→ Task objective
A line counts if it contains the word "screenshot" at least once. State how many such lines the records contain, giving the number alone.

→ Provided information
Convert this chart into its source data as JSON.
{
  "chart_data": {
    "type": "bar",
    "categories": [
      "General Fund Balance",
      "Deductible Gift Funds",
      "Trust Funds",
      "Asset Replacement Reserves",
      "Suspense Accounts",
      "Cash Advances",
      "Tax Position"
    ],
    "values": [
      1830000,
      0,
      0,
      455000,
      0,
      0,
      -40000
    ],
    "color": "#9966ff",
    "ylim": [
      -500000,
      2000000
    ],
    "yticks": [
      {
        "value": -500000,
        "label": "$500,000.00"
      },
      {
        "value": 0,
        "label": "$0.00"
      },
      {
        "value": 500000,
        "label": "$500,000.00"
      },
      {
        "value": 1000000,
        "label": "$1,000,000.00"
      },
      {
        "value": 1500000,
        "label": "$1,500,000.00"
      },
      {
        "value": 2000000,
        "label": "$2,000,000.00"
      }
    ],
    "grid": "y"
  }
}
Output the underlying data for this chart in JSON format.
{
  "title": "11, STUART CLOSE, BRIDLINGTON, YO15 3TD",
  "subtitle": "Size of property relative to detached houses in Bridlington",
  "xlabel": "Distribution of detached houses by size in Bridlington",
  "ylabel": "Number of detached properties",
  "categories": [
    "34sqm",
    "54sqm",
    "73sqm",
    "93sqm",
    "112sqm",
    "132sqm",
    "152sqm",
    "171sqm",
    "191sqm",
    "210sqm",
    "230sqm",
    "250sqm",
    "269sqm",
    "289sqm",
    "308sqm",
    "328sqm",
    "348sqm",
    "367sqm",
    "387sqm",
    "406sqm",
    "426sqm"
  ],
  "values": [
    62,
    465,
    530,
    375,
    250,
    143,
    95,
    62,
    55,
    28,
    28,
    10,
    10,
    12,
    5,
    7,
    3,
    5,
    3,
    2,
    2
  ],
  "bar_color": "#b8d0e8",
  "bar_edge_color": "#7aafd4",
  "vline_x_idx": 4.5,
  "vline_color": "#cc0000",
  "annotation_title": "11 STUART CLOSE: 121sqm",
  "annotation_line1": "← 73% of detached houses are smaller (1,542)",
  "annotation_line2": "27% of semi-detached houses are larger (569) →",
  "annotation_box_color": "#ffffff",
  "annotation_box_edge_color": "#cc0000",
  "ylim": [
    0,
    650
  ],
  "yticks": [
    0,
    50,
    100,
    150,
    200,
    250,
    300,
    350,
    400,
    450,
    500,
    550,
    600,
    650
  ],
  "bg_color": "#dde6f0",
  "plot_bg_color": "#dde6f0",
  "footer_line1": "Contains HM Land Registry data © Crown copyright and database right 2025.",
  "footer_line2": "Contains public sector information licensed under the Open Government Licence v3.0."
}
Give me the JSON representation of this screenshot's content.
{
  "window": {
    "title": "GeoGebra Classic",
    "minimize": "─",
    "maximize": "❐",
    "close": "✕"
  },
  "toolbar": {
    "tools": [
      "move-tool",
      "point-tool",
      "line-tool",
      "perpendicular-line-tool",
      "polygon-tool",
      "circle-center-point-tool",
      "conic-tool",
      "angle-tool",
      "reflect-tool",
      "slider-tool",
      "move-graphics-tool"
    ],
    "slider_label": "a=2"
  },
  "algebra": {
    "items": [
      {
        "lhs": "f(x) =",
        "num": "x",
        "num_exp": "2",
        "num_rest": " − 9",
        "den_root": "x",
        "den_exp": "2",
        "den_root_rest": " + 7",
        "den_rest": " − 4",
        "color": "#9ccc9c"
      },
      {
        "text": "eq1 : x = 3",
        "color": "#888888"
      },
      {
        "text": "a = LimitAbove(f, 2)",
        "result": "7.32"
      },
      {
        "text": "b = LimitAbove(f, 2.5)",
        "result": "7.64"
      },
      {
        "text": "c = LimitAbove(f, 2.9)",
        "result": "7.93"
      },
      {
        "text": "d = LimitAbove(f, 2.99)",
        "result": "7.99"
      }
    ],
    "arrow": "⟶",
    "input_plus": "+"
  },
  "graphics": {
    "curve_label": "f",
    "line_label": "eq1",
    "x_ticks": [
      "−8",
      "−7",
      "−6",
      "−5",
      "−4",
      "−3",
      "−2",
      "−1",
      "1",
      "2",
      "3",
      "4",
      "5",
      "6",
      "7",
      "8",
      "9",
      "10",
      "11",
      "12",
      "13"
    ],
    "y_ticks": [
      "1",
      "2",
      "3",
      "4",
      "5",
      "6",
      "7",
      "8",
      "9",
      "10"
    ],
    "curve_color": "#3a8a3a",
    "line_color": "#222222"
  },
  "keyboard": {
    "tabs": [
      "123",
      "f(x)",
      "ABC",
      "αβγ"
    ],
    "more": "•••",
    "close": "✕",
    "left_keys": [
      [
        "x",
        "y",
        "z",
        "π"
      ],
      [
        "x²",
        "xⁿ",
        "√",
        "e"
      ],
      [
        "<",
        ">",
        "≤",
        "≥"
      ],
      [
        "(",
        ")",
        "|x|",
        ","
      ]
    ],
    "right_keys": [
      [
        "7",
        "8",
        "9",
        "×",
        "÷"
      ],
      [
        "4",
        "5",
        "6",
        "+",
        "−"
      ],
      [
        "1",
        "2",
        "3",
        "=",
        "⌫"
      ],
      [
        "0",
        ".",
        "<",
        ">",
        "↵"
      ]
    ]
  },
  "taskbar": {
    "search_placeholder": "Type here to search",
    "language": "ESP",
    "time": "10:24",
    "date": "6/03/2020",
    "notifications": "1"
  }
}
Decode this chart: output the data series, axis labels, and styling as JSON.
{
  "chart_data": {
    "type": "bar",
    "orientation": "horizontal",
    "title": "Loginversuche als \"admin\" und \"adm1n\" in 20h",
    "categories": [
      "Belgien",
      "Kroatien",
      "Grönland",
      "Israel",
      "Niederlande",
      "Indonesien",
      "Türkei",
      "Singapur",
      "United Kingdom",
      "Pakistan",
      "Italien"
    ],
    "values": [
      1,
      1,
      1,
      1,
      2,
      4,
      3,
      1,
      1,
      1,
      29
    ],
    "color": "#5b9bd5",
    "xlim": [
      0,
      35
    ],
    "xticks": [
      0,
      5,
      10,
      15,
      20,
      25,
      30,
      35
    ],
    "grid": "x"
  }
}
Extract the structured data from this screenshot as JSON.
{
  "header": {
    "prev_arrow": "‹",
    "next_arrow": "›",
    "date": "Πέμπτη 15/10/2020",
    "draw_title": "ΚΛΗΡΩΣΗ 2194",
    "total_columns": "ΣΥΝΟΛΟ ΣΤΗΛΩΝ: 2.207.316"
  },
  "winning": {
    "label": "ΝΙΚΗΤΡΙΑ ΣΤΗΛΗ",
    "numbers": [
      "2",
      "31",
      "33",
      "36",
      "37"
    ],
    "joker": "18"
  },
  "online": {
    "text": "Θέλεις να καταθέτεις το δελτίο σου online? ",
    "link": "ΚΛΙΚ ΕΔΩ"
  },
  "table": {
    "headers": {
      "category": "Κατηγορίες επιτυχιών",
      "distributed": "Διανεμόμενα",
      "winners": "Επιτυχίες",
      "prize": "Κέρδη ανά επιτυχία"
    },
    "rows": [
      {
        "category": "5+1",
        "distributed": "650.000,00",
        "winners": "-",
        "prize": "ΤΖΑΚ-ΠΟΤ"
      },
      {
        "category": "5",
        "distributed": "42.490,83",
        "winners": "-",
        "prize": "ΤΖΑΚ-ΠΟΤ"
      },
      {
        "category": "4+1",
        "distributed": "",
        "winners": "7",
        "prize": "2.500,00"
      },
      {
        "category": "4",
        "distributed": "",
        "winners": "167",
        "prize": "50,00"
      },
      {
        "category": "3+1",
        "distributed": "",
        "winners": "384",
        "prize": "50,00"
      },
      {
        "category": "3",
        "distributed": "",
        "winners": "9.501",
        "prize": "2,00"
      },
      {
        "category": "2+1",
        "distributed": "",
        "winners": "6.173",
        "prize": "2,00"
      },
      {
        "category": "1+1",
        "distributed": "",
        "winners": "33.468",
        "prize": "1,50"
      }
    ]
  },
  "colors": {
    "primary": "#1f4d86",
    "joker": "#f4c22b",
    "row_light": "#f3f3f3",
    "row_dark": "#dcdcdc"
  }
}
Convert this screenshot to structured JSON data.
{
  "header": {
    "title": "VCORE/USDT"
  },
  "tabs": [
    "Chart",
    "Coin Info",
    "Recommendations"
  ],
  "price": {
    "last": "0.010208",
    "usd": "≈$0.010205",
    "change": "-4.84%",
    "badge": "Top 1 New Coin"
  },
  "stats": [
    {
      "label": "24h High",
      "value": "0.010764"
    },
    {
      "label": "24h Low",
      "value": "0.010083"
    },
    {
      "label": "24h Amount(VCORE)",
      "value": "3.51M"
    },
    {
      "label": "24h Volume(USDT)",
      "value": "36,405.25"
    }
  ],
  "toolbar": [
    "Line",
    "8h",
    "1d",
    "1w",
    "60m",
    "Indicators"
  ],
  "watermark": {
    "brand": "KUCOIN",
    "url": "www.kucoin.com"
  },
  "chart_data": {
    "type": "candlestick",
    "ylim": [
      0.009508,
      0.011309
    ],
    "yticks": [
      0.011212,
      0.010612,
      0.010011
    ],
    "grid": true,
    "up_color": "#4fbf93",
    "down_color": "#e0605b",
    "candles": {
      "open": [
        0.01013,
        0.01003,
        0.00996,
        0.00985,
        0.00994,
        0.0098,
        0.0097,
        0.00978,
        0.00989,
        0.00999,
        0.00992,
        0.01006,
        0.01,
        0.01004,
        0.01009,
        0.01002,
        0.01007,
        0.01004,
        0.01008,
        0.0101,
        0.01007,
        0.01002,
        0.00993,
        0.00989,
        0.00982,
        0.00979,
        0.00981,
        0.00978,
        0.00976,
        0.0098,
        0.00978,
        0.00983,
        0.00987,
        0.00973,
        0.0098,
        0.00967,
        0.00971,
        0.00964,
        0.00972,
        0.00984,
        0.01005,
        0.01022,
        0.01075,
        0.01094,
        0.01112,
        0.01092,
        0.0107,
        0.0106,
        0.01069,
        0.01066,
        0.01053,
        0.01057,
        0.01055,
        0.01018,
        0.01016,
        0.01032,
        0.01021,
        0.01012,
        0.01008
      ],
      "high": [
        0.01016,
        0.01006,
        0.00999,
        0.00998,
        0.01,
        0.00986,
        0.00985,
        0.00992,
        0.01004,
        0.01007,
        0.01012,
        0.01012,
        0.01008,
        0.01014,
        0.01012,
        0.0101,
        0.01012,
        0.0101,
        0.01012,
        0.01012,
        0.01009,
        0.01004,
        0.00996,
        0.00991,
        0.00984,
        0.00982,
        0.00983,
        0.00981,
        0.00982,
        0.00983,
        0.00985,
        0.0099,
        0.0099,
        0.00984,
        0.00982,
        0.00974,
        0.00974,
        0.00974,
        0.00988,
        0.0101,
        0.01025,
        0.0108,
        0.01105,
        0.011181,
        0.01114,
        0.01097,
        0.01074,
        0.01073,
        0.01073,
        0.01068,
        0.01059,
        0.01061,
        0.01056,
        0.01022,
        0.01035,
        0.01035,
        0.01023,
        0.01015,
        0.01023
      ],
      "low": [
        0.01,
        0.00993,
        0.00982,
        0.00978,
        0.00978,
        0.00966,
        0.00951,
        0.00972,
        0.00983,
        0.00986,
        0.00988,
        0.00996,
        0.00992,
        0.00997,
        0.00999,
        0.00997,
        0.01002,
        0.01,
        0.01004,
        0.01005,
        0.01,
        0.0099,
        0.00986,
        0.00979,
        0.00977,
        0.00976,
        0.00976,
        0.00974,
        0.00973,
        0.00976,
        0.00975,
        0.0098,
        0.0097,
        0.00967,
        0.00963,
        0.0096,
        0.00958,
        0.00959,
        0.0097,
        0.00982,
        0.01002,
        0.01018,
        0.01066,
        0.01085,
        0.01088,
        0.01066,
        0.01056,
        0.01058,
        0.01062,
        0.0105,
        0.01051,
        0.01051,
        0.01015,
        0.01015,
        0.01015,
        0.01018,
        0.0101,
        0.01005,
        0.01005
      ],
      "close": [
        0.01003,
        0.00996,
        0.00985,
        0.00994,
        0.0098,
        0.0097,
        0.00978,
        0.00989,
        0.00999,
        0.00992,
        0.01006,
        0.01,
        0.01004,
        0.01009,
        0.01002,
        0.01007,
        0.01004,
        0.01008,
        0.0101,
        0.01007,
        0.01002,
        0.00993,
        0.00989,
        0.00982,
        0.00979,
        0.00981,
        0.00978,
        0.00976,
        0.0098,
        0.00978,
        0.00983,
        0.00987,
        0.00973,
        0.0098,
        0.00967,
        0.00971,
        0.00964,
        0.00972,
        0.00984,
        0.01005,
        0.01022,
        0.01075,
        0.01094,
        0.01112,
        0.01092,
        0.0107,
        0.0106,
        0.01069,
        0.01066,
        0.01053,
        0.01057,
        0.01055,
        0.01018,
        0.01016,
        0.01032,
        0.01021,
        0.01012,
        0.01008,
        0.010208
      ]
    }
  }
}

→ Solved problem
3